Document extract:
*** Begin section ***

12-year-old loses arm, tour guide his leg in rare shark attack while snorkelling in Red Sea off Egyptian coast
A 12-year-old boy and a tour guide suffered severe injuries resulting in the loss of an arm and a leg in a deadly shark attack off Sharm El-Sheikh, a popular tourist destination, in Egypt. The attack occurred over the weekend on Sunday, October 25, when two tourists, a mother and her son, and their tour guide went snorkeling in Ras Mohammed National Park. The Egyptian Environment Ministry, in a statement, said that the guide and the teenager were taken to a nearby hospital where they were treated for their injuries. An initial probe showed that the attack involved a six-foot-long Oceanic Whitetip shark. No further details of their injuries were revealed by the ministry, however, a statement from Ukraine’s State Agency for the Development of Tourism said that the 12-year-old boy was a Ukrainian national was in intensive care and that a surgery to save his arm was unsuccessful.
An Egyptian health official said that while the family’s tour guide lost a leg in the incident, the child's mother had suffered light injuries. The region where the shark attack occurred has reportedly been closed off for the public, according to officials. Shark attacks in the Red Sea coastal region have been rare in recent years.

*** End section ***

Exercise goal:
Copy the article about the Red Sea shark attack word for word, from start to finish. Rely only on the article itself and nothing else.

Data entries:
*** Begin section ***

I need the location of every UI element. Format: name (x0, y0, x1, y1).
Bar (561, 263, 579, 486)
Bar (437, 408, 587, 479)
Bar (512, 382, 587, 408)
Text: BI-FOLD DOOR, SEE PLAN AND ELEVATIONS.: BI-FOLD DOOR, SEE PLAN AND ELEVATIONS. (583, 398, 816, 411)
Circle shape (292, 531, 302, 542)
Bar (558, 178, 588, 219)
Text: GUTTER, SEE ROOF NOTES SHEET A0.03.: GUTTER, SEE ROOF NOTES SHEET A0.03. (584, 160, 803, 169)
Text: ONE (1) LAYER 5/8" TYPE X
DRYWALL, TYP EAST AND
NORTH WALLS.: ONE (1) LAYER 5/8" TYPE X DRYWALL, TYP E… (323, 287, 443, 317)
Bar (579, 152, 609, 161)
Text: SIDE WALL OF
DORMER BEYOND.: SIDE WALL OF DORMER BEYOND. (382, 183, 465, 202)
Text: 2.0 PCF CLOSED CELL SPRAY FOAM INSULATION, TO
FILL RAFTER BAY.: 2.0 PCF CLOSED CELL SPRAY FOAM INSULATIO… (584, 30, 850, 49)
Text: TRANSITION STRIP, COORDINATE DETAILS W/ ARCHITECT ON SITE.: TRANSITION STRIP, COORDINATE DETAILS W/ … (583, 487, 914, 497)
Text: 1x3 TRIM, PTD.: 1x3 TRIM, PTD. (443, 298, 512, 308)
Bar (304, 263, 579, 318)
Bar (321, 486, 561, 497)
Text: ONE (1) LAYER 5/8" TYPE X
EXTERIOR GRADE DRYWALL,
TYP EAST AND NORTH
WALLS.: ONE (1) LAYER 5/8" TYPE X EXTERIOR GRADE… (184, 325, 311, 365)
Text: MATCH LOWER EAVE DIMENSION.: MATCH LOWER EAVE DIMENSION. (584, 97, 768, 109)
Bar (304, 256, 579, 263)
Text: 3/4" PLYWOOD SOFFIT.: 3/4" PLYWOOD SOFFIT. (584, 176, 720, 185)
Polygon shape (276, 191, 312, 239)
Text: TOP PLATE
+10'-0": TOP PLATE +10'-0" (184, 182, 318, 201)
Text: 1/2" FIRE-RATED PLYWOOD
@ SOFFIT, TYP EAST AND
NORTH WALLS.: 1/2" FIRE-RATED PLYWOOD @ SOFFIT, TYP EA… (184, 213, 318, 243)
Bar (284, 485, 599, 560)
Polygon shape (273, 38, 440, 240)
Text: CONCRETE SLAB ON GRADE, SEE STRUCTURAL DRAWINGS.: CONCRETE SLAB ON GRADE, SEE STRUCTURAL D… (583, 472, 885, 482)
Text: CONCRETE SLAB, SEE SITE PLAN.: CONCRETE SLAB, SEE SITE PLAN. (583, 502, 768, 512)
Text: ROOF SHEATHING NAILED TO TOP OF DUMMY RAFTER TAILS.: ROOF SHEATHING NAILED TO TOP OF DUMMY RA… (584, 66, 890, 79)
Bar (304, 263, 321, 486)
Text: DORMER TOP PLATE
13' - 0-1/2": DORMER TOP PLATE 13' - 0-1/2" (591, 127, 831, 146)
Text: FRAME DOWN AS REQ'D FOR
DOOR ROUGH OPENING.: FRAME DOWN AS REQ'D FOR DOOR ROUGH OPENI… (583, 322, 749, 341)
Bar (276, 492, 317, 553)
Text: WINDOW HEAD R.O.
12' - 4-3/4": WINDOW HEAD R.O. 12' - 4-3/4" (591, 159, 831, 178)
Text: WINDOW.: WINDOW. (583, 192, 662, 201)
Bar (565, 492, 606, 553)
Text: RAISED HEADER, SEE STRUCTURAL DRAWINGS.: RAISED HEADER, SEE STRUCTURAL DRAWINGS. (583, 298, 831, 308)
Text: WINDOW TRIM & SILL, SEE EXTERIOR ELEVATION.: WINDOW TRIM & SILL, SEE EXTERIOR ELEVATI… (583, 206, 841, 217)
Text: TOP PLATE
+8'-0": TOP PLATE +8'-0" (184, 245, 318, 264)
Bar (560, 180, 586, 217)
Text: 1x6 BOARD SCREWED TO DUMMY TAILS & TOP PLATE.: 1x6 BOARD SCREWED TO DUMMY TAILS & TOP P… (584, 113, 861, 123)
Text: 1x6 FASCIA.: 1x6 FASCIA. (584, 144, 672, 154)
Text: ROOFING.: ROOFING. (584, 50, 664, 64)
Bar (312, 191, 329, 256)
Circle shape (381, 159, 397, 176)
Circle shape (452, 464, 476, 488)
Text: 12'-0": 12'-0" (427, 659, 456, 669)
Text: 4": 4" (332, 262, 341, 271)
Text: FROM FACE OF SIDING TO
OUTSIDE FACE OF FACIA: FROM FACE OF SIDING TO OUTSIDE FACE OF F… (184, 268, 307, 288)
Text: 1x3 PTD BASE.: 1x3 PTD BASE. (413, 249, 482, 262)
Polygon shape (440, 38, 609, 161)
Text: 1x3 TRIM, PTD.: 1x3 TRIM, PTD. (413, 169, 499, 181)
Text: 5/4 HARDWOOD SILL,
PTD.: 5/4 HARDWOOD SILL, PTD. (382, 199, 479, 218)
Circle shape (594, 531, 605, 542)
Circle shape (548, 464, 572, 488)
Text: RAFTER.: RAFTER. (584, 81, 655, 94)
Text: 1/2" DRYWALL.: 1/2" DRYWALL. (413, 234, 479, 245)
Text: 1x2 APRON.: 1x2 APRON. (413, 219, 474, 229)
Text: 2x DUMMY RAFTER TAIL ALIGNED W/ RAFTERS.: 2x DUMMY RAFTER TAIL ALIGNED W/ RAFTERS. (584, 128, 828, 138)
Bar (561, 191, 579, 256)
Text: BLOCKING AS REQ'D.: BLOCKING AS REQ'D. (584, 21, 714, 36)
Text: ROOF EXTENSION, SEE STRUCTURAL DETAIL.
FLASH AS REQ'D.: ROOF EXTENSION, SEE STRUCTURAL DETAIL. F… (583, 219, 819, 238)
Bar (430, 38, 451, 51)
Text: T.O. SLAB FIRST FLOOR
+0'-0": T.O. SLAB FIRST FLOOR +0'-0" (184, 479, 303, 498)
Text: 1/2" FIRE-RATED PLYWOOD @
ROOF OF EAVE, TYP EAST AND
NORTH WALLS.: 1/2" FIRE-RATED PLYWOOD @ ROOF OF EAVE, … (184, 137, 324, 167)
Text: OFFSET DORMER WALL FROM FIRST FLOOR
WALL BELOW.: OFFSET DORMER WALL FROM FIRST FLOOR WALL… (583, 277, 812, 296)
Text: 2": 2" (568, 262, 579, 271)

*** End section ***

Output:
12-year-old loses arm, tour guide his leg in rare shark attack while snorkelling in Red Sea off Egyptian coast
A 12-year-old boy and a tour guide suffered severe injuries resulting in the loss of an arm and a leg in a deadly shark attack off Sharm El-Sheikh, a popular tourist destination, in Egypt. The attack occurred over the weekend on Sunday, October 25, when two tourists, a mother and her son, and their tour guide went snorkeling in Ras Mohammed National Park. The Egyptian Environment Ministry, in a statement, said that the guide and the teenager were taken to a nearby hospital where they were treated for their injuries. An initial probe showed that the attack involved a six-foot-long Oceanic Whitetip shark. No further details of their injuries were revealed by the ministry, however, a statement from Ukraine’s State Agency for the Development of Tourism said that the 12-year-old boy was a Ukrainian national was in intensive care and that a surgery to save his arm was unsuccessful.
An Egyptian health official said that while the family’s tour guide lost a leg in the incident, the child's mother had suffered light injuries. The region where the shark attack occurred has reportedly been closed off for the public, according to officials. Shark attacks in the Red Sea coastal region have been rare in recent years.